[REQUIREMENT]
Find the word "name" in the records below. List each line containing it.

== EXTRACTED INFORMATION ==

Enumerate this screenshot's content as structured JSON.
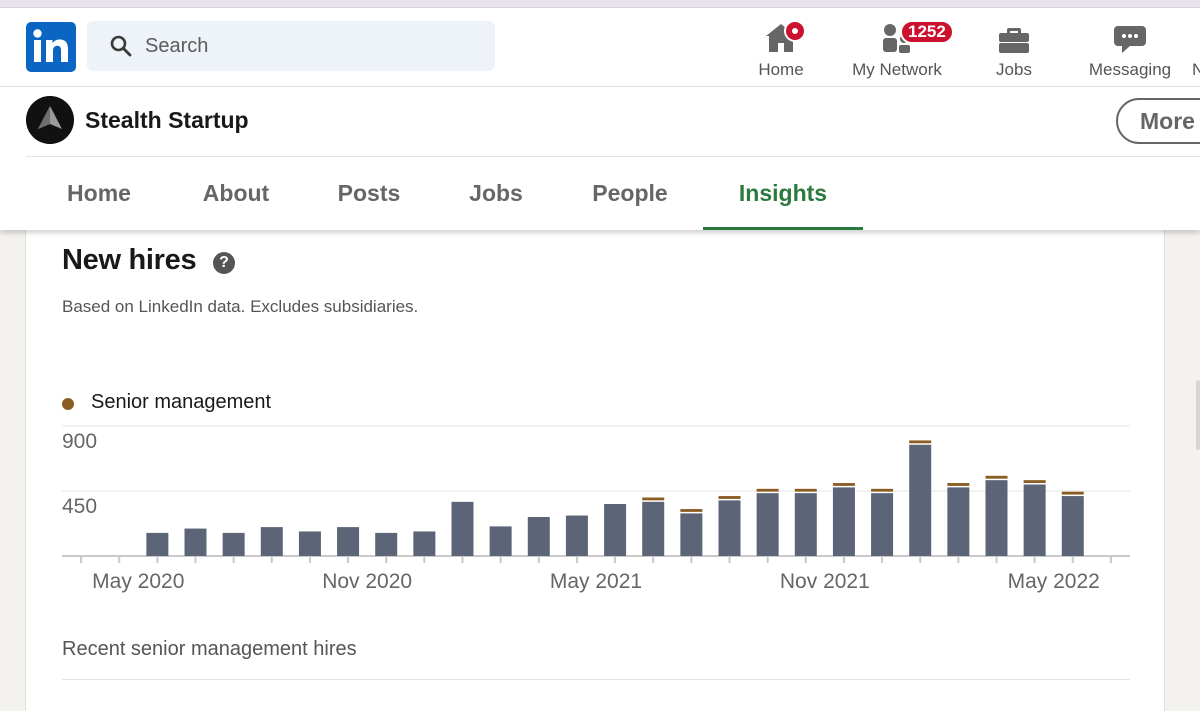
{
  "search": {
    "placeholder": "Search"
  },
  "nav": {
    "items": [
      {
        "label": "Home",
        "icon": "home-icon"
      },
      {
        "label": "My Network",
        "icon": "my-network-icon",
        "badge": "1252"
      },
      {
        "label": "Jobs",
        "icon": "briefcase-icon"
      },
      {
        "label": "Messaging",
        "icon": "messaging-icon"
      }
    ],
    "cut_label": "N"
  },
  "company": {
    "name": "Stealth Startup",
    "more_label": "More",
    "tabs": [
      "Home",
      "About",
      "Posts",
      "Jobs",
      "People",
      "Insights"
    ],
    "active_tab": "Insights"
  },
  "insights": {
    "title": "New hires",
    "subtitle": "Based on LinkedIn data. Excludes subsidiaries.",
    "recent_label": "Recent senior management hires"
  },
  "colors": {
    "accent_green": "#2b7a3d",
    "linkedin_blue": "#0a66c2",
    "bar_other": "#5b6577",
    "bar_senior": "#8b5d22",
    "badge_red": "#cb112d"
  },
  "chart_data": {
    "type": "bar",
    "stacked": true,
    "legend": {
      "position": "top-left",
      "entries": [
        "Senior management"
      ]
    },
    "ylim": [
      0,
      900
    ],
    "yticks": [
      450,
      900
    ],
    "xtick_labels": [
      "May 2020",
      "Nov 2020",
      "May 2021",
      "Nov 2021",
      "May 2022"
    ],
    "xtick_label_positions": [
      1.5,
      7.5,
      13.5,
      19.5,
      25.5
    ],
    "grid": true,
    "categories": [
      "Mar 2020",
      "Apr 2020",
      "May 2020",
      "Jun 2020",
      "Jul 2020",
      "Aug 2020",
      "Sep 2020",
      "Oct 2020",
      "Nov 2020",
      "Dec 2020",
      "Jan 2021",
      "Feb 2021",
      "Mar 2021",
      "Apr 2021",
      "May 2021",
      "Jun 2021",
      "Jul 2021",
      "Aug 2021",
      "Sep 2021",
      "Oct 2021",
      "Nov 2021",
      "Dec 2021",
      "Jan 2022",
      "Feb 2022",
      "Mar 2022",
      "Apr 2022",
      "May 2022",
      "Jun 2022"
    ],
    "series": [
      {
        "name": "",
        "values": [
          0,
          0,
          160,
          190,
          160,
          200,
          170,
          200,
          160,
          170,
          375,
          205,
          270,
          280,
          360,
          375,
          295,
          385,
          435,
          435,
          475,
          435,
          770,
          475,
          525,
          495,
          415,
          0
        ]
      },
      {
        "name": "Senior management",
        "values": [
          0,
          0,
          0,
          0,
          0,
          0,
          0,
          0,
          0,
          0,
          0,
          0,
          0,
          0,
          0,
          30,
          30,
          30,
          30,
          30,
          30,
          30,
          30,
          30,
          30,
          30,
          30,
          0
        ]
      }
    ]
  }
}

===

[ANSWER FOR THIS EXERCISE]
    "name": "Stealth Startup",
        "name": "",
        "name": "Senior management",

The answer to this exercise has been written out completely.